→ **Directive**:
Give every line from the entries that contains "Heading".

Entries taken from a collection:

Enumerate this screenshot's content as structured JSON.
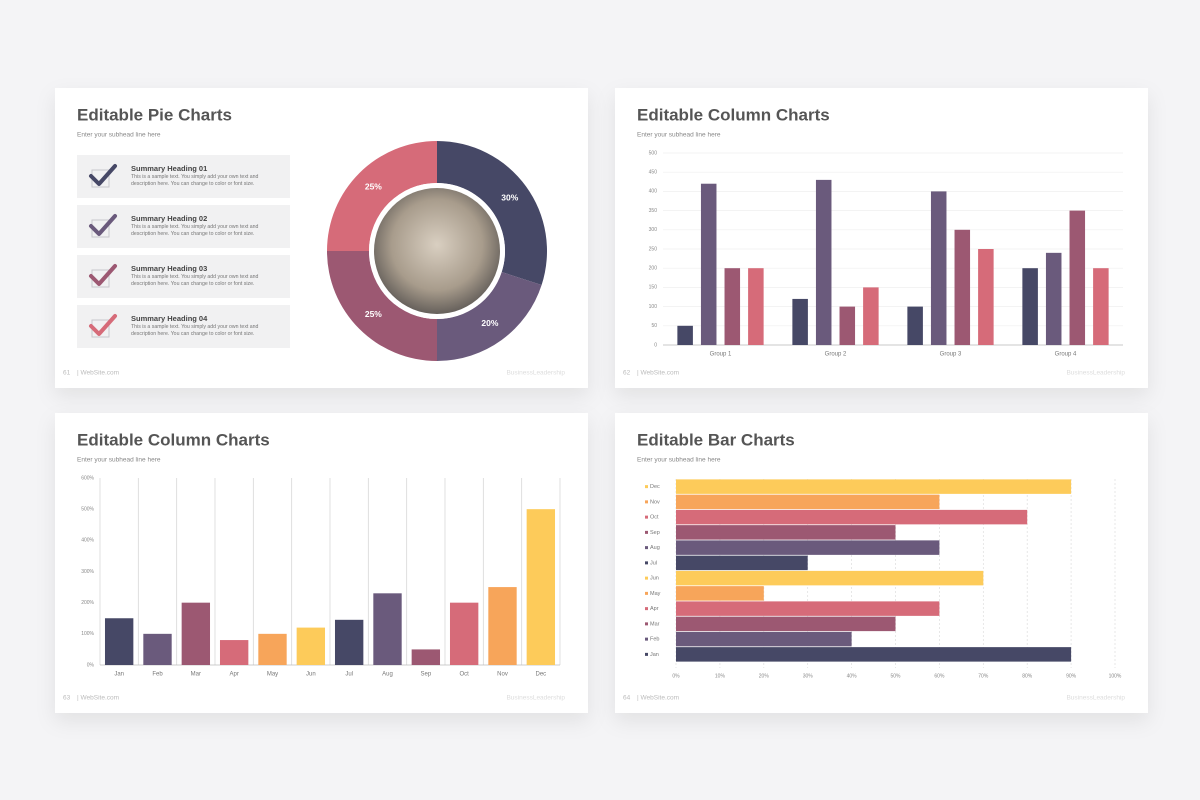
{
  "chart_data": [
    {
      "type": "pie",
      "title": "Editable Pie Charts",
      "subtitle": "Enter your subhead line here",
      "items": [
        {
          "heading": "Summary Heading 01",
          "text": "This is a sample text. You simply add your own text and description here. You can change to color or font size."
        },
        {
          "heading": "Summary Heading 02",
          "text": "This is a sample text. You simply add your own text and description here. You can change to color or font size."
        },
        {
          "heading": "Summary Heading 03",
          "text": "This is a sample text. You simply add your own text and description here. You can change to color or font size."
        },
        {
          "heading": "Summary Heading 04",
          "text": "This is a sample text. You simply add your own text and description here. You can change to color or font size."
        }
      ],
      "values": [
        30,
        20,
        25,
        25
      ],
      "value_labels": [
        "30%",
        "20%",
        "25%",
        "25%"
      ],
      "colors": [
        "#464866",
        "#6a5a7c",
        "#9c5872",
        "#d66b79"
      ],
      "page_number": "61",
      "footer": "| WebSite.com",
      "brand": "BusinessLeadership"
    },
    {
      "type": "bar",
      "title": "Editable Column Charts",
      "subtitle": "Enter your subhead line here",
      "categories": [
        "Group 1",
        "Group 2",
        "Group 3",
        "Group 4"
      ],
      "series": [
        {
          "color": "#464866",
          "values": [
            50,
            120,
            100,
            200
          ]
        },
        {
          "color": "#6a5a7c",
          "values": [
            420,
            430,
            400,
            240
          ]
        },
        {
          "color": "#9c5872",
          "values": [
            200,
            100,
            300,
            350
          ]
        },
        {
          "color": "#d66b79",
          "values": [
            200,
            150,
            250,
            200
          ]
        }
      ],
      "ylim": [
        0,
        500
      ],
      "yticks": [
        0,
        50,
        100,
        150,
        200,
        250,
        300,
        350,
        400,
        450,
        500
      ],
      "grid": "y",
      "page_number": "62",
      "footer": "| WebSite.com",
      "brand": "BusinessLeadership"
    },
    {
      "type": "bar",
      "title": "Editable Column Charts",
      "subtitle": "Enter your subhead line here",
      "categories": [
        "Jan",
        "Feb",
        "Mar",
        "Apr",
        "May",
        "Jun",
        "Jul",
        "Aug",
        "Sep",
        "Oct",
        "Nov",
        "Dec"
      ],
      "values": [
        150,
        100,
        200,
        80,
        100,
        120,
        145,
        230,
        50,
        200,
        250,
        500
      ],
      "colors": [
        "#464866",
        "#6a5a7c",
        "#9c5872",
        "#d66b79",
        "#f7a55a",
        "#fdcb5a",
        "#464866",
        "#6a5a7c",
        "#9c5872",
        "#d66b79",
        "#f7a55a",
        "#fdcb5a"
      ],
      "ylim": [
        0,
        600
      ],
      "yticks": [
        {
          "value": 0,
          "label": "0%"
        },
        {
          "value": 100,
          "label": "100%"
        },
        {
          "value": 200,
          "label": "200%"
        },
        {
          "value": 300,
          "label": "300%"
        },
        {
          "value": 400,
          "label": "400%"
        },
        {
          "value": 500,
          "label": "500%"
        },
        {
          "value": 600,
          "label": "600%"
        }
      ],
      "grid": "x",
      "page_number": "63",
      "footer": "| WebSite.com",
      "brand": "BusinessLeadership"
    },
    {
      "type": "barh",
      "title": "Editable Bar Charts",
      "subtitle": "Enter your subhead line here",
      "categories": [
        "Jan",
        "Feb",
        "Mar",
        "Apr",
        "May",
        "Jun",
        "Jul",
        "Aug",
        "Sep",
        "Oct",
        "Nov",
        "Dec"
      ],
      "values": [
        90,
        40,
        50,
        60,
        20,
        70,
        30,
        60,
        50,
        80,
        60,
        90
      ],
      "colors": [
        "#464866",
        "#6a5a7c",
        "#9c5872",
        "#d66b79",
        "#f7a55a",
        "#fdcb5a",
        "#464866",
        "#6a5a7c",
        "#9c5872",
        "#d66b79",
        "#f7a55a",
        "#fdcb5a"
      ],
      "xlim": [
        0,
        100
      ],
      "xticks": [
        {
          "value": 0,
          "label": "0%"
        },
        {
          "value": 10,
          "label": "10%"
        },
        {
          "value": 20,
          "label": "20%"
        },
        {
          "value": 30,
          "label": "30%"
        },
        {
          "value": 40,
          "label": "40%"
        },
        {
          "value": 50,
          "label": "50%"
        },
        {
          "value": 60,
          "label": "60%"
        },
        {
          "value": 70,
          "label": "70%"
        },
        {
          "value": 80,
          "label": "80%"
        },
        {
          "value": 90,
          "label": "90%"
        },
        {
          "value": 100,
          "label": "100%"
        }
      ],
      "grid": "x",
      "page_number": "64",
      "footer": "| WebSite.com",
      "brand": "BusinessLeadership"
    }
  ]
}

--

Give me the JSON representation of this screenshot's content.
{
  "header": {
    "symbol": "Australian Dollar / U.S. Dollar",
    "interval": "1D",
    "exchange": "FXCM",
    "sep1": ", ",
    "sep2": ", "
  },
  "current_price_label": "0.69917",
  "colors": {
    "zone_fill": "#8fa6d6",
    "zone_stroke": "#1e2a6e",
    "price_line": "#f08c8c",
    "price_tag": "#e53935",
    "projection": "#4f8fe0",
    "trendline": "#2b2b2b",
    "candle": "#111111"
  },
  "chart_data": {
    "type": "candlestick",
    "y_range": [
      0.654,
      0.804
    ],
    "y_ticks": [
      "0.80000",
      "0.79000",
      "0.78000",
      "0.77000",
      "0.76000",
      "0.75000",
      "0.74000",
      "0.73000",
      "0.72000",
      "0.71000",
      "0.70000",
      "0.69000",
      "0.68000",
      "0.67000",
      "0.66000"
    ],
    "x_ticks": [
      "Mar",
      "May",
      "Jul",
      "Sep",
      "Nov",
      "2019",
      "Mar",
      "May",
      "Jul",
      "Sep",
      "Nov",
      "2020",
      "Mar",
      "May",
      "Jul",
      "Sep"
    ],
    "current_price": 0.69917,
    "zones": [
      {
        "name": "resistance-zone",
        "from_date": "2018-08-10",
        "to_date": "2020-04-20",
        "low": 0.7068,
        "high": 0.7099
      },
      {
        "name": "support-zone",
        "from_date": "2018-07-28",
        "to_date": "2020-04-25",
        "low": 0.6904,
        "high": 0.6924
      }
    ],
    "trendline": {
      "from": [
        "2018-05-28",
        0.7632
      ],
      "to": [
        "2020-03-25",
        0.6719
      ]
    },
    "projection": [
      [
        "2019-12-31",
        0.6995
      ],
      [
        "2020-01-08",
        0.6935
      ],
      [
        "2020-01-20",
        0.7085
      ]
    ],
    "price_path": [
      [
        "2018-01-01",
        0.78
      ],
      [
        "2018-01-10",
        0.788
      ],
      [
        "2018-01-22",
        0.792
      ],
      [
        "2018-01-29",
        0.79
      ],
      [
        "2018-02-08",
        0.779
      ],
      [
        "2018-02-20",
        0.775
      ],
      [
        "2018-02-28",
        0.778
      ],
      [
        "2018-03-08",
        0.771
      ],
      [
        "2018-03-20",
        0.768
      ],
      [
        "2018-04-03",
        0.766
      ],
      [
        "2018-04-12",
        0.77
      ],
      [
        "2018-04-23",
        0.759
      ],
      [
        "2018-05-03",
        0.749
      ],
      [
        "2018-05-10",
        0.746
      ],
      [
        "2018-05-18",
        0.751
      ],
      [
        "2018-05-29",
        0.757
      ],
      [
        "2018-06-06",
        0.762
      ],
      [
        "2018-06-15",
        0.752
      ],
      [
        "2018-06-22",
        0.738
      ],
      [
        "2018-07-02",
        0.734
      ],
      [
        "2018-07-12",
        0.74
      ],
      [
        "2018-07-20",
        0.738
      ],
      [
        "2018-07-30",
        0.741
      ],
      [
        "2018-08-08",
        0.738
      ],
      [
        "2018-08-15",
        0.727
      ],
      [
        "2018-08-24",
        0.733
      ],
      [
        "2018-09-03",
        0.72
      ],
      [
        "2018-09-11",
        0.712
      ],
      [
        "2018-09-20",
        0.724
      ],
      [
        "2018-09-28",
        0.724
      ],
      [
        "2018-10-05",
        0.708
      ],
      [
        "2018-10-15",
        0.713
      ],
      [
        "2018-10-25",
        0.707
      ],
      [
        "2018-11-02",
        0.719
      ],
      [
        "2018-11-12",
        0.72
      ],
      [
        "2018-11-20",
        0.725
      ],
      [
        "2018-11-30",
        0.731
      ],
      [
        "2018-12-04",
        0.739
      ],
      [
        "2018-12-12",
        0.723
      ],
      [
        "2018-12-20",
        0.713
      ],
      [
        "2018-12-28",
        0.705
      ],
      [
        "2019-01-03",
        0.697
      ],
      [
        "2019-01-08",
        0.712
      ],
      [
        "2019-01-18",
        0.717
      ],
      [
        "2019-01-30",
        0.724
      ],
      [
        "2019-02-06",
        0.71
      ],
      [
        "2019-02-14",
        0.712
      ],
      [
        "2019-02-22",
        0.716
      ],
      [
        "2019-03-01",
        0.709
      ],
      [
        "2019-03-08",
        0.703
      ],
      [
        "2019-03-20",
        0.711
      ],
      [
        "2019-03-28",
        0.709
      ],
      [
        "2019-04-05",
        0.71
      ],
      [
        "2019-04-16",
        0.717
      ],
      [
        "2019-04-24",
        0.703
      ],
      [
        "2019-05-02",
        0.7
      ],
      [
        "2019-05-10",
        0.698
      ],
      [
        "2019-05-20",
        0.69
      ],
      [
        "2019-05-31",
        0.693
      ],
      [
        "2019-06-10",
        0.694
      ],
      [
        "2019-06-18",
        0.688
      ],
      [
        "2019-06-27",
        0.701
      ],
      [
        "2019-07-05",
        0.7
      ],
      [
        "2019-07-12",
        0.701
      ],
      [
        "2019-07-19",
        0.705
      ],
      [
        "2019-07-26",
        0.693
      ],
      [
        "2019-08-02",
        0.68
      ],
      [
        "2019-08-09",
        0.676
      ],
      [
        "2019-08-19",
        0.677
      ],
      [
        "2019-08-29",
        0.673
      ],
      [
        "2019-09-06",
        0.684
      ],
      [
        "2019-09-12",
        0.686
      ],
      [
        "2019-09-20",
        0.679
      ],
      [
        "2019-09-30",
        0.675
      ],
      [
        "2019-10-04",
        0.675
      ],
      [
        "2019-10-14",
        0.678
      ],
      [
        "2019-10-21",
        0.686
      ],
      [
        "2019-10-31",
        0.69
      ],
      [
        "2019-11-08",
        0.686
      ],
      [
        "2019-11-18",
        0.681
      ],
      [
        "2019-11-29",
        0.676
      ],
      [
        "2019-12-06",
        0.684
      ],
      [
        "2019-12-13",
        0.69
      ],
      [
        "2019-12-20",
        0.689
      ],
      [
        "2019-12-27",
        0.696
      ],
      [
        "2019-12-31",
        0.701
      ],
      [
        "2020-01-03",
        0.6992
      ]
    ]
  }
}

* * *

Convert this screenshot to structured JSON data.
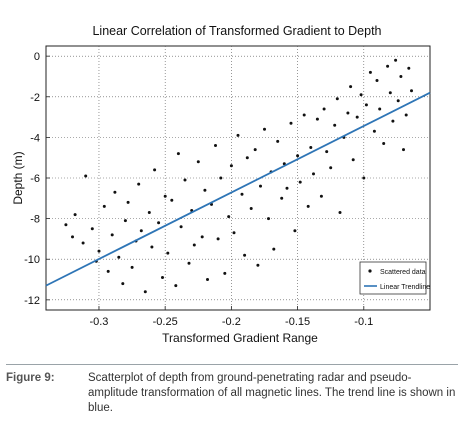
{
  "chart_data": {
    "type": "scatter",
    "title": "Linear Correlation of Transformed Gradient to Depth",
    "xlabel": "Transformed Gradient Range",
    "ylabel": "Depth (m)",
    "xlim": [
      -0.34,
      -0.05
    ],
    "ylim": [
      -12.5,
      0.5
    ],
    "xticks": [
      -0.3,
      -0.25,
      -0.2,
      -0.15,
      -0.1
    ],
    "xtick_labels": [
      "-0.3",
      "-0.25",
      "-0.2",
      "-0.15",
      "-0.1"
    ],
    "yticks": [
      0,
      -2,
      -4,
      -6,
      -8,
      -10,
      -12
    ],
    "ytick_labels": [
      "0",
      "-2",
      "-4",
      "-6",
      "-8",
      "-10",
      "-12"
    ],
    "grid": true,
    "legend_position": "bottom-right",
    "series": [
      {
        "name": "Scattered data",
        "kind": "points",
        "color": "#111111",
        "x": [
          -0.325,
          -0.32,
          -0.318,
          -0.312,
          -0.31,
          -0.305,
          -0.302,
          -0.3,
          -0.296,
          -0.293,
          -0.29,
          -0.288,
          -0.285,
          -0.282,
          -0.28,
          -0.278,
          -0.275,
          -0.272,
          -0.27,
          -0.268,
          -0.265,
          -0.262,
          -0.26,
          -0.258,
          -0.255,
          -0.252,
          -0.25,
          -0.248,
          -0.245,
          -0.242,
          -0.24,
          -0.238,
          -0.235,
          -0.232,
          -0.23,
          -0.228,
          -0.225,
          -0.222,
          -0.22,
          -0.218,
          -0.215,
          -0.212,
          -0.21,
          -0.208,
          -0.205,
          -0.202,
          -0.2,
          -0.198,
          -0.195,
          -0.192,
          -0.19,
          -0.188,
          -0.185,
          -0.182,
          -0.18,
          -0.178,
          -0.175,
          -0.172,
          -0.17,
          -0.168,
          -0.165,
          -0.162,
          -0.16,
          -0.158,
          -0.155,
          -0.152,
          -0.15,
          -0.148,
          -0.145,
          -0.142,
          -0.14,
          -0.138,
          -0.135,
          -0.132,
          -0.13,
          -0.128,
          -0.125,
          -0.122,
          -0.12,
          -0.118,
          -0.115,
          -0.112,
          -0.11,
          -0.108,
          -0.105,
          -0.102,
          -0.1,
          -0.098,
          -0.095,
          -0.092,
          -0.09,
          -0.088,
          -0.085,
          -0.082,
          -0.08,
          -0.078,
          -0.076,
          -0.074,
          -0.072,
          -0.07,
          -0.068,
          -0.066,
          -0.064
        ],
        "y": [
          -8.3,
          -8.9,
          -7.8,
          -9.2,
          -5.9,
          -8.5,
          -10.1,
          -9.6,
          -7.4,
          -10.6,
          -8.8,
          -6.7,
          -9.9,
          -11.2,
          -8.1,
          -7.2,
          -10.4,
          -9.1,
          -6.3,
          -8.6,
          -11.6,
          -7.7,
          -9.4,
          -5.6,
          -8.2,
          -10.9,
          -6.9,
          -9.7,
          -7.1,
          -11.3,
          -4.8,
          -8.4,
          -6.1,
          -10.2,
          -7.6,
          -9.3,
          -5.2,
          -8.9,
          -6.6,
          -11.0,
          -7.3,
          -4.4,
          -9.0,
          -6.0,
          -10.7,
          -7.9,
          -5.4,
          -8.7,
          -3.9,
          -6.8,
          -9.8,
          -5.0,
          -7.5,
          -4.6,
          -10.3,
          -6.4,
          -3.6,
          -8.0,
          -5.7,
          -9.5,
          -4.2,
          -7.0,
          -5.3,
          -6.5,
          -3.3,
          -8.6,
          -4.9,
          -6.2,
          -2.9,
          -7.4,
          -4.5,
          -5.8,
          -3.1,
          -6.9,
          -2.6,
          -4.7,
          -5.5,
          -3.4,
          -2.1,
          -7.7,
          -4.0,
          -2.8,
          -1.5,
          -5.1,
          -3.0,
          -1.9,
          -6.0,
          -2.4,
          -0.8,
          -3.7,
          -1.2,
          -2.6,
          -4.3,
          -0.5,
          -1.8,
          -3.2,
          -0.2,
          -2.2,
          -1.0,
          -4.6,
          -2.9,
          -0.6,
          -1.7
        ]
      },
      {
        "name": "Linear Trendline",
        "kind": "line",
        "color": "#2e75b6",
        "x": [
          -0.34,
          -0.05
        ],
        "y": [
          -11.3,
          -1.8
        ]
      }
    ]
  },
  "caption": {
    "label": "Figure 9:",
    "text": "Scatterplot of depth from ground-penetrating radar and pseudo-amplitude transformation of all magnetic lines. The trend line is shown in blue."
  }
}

→ **Answer to this problem**:
          "heading": "Summary Heading 01",
          "heading": "Summary Heading 02",
          "heading": "Summary Heading 03",
          "heading": "Summary Heading 04",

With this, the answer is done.